[Short exercise]:
In the listing below, locate the lines bearing the word "acting". Copy every one of them.
** START Exercise input **
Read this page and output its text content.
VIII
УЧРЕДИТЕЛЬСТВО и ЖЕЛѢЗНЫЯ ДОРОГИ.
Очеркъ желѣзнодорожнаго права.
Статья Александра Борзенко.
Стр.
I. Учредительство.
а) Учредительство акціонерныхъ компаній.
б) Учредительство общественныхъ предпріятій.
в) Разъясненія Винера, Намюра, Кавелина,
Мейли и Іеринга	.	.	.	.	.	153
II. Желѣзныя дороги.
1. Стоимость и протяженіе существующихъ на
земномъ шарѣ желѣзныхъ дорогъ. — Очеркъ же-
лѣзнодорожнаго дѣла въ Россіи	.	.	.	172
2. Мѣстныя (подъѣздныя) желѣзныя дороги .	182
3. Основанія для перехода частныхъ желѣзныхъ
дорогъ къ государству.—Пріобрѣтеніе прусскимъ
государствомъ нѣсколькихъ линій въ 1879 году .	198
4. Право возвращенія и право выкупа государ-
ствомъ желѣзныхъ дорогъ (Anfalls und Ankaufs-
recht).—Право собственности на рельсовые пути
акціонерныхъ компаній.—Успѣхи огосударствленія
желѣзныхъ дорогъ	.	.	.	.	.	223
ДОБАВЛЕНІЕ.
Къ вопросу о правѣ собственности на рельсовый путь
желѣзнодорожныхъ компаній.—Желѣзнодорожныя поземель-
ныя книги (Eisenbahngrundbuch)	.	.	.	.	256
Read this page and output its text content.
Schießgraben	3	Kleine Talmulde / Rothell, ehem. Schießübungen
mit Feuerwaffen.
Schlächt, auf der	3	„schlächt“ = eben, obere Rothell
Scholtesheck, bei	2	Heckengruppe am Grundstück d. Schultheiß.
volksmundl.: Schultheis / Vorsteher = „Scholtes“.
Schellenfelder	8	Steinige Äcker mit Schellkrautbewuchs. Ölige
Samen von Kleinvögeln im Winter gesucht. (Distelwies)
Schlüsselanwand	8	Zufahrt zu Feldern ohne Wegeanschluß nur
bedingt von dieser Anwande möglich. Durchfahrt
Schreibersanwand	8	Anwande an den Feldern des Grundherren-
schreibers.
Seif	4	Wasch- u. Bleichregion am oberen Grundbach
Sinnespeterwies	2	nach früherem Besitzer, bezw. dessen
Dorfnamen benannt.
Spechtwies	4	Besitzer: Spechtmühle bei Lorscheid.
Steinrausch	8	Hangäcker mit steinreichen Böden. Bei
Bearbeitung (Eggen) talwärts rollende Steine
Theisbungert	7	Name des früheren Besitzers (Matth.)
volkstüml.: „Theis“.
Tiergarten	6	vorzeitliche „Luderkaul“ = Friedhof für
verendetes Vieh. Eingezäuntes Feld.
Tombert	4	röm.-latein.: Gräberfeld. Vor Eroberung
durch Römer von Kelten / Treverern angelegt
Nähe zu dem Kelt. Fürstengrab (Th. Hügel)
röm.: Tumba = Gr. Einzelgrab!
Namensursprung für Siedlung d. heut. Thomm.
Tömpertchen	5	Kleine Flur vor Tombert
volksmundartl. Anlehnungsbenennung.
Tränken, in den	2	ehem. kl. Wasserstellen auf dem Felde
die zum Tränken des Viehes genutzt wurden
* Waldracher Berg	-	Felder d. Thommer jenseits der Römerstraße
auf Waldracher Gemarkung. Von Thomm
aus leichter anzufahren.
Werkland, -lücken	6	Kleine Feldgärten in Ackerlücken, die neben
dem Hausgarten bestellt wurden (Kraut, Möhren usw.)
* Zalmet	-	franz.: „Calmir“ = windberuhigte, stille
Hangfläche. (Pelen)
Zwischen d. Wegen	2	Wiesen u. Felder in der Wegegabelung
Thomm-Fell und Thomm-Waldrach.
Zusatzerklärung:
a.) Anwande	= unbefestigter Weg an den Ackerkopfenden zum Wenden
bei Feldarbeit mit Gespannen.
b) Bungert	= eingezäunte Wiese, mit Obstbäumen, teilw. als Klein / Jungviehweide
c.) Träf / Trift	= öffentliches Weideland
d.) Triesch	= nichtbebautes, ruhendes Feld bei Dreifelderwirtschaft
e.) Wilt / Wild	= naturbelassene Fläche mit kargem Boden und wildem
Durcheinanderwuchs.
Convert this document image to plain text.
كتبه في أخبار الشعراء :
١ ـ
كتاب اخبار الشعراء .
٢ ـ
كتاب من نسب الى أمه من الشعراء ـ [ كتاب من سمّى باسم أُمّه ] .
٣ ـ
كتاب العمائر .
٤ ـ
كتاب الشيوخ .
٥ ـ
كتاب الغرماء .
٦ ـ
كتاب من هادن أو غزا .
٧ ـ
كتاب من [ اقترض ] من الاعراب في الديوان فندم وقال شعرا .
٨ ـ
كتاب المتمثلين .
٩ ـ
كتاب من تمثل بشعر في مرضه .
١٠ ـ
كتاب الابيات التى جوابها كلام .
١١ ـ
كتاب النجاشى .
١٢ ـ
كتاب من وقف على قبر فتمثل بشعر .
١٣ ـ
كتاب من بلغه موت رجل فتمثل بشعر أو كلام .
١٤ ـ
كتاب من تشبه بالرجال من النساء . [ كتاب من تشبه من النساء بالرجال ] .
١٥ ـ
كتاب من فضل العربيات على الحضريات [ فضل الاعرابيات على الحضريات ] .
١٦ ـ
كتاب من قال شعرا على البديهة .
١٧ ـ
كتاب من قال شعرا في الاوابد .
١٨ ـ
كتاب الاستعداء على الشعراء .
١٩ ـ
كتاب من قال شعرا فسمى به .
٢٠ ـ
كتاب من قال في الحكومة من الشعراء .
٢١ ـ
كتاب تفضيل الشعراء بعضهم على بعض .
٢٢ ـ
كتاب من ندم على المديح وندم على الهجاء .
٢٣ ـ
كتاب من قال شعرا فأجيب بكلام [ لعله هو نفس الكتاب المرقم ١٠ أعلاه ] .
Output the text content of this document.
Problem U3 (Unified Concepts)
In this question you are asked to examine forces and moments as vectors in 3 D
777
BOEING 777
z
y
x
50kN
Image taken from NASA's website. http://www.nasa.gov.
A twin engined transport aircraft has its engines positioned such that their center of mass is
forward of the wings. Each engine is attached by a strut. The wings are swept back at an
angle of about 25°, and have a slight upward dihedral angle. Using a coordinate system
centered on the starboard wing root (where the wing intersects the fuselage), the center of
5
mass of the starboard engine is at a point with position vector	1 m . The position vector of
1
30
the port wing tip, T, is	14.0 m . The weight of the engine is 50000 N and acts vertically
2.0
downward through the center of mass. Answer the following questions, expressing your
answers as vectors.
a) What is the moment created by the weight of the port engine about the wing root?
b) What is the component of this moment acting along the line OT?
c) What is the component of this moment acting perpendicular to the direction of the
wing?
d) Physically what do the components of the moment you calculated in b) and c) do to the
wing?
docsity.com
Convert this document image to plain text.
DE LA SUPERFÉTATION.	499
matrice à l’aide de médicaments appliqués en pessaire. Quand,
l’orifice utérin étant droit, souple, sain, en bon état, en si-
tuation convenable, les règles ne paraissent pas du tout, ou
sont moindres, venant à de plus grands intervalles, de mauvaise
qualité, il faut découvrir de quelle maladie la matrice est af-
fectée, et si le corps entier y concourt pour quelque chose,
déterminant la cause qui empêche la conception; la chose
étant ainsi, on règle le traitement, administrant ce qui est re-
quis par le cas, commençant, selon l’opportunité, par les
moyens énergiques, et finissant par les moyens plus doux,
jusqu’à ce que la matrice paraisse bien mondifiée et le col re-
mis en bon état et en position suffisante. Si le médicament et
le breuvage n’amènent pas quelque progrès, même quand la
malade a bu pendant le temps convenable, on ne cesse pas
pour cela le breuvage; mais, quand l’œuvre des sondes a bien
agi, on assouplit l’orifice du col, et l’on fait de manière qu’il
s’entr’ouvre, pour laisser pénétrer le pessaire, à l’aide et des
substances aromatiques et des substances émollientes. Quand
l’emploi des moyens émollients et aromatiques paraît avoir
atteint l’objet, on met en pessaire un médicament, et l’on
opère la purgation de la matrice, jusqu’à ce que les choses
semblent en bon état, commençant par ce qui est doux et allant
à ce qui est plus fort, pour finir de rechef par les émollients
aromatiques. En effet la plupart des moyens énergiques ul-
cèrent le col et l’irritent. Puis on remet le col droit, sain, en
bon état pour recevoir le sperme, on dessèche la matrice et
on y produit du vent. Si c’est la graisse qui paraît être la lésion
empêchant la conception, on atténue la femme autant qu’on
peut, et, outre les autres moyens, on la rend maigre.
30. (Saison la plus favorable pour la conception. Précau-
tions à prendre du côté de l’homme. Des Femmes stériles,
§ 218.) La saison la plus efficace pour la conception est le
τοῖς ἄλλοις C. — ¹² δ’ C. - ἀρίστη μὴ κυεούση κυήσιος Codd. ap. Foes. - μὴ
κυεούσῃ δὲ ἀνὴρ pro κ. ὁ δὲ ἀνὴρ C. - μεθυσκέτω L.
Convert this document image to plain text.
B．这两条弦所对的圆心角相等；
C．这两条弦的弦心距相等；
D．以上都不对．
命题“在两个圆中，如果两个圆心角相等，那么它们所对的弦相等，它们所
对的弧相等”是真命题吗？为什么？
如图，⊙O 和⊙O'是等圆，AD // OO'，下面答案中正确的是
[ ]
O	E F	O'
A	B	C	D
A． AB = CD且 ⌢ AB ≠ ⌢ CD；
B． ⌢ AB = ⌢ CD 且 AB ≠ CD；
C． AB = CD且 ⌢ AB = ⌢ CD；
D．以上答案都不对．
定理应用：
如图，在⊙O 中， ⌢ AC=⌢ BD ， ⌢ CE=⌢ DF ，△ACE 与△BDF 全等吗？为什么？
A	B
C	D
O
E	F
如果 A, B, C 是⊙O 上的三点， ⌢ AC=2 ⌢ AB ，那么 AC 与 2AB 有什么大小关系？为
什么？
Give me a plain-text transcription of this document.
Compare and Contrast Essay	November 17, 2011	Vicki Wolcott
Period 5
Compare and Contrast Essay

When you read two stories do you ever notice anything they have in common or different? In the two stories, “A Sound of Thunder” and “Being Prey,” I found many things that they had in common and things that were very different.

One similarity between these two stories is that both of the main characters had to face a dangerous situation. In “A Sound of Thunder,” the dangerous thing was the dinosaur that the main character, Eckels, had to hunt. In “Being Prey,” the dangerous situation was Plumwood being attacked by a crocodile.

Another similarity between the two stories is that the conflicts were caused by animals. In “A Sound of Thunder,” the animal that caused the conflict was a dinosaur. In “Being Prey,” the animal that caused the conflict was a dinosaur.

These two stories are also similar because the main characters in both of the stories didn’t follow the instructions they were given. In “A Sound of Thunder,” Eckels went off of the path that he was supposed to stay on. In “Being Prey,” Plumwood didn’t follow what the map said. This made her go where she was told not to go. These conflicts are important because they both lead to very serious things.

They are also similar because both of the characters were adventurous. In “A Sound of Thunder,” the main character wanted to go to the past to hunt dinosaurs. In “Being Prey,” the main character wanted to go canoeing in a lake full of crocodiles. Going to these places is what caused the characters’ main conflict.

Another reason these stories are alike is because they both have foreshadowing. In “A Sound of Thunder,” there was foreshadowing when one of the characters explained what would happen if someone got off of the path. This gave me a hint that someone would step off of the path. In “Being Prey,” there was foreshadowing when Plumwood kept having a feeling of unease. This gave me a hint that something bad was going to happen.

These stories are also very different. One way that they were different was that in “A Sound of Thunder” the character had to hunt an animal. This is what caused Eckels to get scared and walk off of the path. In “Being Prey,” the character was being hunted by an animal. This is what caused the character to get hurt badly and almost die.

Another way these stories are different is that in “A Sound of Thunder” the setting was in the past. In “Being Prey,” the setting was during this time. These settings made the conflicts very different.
** END Exercise input **
[Correct response]:
b) What is the component of this moment acting along the line OT?
c) What is the component of this moment acting perpendicular to the direction of the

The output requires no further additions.